## What is being asked
Identify each line containing the word "default" and copy it.

Saved data entries:
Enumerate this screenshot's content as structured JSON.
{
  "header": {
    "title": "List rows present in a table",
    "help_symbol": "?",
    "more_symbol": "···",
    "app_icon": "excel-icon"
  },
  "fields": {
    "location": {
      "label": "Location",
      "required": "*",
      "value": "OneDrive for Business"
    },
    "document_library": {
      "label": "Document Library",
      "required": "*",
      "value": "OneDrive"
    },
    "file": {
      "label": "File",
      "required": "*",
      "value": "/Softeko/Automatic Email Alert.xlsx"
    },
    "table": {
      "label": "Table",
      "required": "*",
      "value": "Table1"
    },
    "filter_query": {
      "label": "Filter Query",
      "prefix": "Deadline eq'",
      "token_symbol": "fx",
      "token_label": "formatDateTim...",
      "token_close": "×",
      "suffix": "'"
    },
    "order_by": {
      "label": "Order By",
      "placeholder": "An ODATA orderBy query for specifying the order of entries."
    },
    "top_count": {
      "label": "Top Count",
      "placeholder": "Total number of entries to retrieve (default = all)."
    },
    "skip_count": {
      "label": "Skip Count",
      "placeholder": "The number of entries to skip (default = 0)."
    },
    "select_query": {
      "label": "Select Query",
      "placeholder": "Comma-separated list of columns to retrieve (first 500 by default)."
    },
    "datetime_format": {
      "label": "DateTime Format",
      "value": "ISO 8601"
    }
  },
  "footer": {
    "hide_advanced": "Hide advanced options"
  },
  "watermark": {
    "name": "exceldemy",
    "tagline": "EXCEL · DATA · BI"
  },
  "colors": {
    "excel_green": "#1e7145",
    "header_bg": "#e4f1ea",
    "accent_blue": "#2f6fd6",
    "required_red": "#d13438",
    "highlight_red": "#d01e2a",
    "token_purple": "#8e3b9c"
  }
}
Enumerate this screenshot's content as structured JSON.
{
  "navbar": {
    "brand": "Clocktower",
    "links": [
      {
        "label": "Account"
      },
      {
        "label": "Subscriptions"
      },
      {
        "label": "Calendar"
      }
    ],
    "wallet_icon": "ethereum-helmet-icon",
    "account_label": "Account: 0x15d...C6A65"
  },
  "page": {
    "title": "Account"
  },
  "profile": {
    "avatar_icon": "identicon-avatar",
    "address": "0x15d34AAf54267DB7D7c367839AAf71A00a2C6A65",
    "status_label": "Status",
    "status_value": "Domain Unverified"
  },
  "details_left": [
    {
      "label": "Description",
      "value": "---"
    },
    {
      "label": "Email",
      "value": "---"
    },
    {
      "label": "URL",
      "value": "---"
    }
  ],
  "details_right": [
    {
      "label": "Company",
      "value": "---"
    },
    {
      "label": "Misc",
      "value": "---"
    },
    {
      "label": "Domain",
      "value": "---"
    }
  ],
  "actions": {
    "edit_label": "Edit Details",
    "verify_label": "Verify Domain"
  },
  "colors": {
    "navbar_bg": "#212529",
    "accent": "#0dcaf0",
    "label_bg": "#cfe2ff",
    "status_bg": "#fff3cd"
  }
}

## Output below
      "placeholder": "Total number of entries to retrieve (default = all)."
      "placeholder": "The number of entries to skip (default = 0)."
      "placeholder": "Comma-separated list of columns to retrieve (first 500 by default)."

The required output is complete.